Extracted records:
* begin *
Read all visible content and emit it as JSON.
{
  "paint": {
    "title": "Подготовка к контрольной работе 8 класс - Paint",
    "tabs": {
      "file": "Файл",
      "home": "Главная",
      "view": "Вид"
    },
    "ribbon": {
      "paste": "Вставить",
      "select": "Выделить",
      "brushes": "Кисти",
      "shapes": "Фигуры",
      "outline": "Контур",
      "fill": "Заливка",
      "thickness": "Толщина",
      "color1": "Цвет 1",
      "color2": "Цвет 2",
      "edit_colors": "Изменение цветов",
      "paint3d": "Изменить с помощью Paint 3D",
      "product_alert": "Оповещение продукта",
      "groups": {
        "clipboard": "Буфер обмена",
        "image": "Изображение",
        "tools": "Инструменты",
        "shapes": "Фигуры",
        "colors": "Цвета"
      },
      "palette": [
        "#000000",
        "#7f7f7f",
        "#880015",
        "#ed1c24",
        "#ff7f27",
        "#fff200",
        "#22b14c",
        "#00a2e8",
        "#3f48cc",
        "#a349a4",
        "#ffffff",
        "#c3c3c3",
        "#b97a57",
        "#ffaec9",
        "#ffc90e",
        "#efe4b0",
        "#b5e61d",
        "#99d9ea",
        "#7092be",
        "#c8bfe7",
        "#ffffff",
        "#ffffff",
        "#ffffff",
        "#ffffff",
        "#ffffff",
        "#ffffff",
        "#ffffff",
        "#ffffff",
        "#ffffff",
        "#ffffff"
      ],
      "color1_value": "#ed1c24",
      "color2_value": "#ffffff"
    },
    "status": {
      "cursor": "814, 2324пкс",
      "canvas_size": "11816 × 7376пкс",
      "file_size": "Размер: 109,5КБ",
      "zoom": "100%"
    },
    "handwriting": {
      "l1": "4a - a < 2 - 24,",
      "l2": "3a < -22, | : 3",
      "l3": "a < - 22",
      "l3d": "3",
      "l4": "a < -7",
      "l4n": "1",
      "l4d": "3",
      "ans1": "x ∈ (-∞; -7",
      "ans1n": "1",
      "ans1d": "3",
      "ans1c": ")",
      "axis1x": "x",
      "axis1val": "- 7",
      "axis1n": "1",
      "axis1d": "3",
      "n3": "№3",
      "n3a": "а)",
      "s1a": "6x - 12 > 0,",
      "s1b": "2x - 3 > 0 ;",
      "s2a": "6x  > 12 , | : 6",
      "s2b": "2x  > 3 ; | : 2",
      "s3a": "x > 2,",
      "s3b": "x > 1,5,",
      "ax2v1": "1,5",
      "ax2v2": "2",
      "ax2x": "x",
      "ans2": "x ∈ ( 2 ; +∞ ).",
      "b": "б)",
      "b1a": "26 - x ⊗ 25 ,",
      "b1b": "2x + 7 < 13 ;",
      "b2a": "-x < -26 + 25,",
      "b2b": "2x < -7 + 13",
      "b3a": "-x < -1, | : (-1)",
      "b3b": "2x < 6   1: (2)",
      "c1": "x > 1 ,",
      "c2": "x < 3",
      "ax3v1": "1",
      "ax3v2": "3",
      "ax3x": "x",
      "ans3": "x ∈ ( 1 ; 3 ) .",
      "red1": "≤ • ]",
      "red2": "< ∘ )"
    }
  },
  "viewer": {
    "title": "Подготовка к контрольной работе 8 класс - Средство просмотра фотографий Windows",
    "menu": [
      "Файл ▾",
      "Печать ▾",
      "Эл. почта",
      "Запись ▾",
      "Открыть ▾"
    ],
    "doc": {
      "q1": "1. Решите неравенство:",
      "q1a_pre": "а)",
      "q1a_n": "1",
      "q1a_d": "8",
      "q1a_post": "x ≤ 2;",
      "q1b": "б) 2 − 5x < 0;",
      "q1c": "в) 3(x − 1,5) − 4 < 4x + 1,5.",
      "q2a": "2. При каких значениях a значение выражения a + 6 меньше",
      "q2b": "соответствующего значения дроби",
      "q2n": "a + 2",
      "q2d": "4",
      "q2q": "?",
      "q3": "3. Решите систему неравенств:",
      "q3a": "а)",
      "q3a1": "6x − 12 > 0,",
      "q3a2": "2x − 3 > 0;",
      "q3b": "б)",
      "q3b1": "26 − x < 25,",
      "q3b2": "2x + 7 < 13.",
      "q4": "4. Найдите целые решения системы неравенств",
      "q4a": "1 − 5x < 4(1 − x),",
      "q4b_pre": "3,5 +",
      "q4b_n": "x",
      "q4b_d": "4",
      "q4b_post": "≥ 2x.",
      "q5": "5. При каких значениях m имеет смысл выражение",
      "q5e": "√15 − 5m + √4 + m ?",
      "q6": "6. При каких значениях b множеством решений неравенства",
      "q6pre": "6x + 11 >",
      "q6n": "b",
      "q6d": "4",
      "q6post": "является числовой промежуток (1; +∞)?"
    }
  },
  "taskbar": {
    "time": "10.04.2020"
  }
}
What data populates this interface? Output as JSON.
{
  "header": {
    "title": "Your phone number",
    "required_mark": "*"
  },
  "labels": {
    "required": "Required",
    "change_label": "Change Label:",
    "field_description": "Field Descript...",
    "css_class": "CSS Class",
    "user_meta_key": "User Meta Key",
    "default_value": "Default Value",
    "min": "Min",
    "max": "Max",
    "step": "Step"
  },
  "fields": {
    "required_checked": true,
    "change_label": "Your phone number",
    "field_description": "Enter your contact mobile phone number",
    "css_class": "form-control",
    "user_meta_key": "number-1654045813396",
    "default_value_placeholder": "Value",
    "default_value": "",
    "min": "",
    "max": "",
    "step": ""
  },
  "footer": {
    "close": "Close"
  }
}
* end *
### What is expected
State the number of lines above that hold the string "работе", with nothing added.

### Output for this exercise
2